** Task description **
Filter this data down to the lines that hold "Responsibilities", and copy them.

** Dataset excerpts **
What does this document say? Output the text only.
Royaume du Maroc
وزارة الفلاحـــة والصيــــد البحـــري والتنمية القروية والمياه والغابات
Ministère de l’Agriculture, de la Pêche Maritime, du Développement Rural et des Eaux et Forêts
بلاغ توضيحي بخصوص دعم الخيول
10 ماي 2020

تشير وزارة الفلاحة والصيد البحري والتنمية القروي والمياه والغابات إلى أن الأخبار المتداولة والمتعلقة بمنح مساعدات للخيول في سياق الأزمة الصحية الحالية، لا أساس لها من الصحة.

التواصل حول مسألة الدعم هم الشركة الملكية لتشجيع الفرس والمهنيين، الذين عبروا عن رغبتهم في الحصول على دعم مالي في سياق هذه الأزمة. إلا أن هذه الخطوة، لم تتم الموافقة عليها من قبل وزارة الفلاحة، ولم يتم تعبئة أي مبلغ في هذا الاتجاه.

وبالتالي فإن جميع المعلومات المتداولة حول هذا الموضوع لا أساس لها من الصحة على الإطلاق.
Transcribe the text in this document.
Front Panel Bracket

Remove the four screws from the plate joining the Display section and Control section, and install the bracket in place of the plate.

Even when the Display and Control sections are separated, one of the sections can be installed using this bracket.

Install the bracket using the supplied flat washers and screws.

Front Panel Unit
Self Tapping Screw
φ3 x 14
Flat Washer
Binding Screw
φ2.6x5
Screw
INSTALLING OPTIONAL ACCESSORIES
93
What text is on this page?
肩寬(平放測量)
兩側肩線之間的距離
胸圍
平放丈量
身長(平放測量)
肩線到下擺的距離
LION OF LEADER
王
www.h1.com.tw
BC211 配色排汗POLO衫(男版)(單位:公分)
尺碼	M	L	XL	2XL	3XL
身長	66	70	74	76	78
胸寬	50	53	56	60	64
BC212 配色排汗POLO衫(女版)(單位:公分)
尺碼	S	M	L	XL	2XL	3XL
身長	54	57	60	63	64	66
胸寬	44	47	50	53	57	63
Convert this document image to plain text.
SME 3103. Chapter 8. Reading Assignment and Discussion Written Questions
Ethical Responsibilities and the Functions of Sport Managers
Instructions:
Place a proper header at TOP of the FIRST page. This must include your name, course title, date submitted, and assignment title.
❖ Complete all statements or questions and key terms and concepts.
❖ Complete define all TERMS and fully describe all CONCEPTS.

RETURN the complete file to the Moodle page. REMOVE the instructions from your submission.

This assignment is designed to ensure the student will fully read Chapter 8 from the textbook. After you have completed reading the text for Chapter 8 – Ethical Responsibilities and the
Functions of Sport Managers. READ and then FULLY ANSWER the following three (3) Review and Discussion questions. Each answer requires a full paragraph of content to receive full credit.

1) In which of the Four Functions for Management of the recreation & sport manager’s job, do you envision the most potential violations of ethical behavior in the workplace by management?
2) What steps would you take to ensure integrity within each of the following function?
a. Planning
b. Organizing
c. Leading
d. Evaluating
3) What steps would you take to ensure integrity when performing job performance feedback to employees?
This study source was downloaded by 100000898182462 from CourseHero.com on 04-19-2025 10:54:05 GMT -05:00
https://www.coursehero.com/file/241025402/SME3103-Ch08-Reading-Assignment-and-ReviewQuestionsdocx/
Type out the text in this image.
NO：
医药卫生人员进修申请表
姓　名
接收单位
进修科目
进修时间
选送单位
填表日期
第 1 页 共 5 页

** Answer for the task **
Ethical Responsibilities and the Functions of Sport Managers
This assignment is designed to ensure the student will fully read Chapter 8 from the textbook. After you have completed reading the text for Chapter 8 – Ethical Responsibilities and the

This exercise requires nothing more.